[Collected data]
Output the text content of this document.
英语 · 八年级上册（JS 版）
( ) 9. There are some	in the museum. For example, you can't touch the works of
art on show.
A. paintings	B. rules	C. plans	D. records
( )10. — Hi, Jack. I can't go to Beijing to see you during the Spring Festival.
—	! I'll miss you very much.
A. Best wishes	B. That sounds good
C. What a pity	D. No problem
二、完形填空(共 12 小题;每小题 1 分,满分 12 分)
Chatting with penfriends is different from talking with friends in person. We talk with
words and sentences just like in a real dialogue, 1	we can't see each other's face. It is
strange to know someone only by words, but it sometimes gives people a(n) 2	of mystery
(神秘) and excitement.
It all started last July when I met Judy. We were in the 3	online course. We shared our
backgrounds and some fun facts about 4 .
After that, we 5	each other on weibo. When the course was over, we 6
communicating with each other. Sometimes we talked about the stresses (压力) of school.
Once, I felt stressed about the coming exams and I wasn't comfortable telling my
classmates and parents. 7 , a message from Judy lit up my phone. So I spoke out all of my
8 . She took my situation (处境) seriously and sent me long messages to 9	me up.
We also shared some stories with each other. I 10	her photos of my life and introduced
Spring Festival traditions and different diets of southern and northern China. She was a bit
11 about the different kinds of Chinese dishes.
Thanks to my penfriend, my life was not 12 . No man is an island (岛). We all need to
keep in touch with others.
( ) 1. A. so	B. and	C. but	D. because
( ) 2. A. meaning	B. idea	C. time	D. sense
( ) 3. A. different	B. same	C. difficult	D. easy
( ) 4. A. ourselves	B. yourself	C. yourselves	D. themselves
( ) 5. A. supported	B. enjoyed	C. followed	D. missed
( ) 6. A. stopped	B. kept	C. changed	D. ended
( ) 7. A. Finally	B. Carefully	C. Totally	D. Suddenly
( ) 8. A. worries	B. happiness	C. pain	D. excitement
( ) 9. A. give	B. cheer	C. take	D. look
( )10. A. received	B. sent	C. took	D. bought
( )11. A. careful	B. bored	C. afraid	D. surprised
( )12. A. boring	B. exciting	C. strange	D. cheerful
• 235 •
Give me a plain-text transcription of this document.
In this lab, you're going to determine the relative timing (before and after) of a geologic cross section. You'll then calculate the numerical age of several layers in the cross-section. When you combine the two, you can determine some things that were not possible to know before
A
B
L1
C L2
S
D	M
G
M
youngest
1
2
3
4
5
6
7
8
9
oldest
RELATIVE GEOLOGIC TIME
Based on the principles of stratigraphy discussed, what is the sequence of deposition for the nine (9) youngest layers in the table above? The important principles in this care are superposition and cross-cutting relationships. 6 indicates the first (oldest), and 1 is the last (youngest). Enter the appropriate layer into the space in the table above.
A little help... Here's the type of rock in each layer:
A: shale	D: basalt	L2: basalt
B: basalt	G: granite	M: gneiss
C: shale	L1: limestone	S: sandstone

#### THE REQUEST:
Look through the listing and extract every line with "were" in it.

#### TASK RESULT:
It all started last July when I met Judy. We were in the 3	online course. We shared our
In this lab, you're going to determine the relative timing (before and after) of a geologic cross section. You'll then calculate the numerical age of several layers in the cross-section. When you combine the two, you can determine some things that were not possible to know before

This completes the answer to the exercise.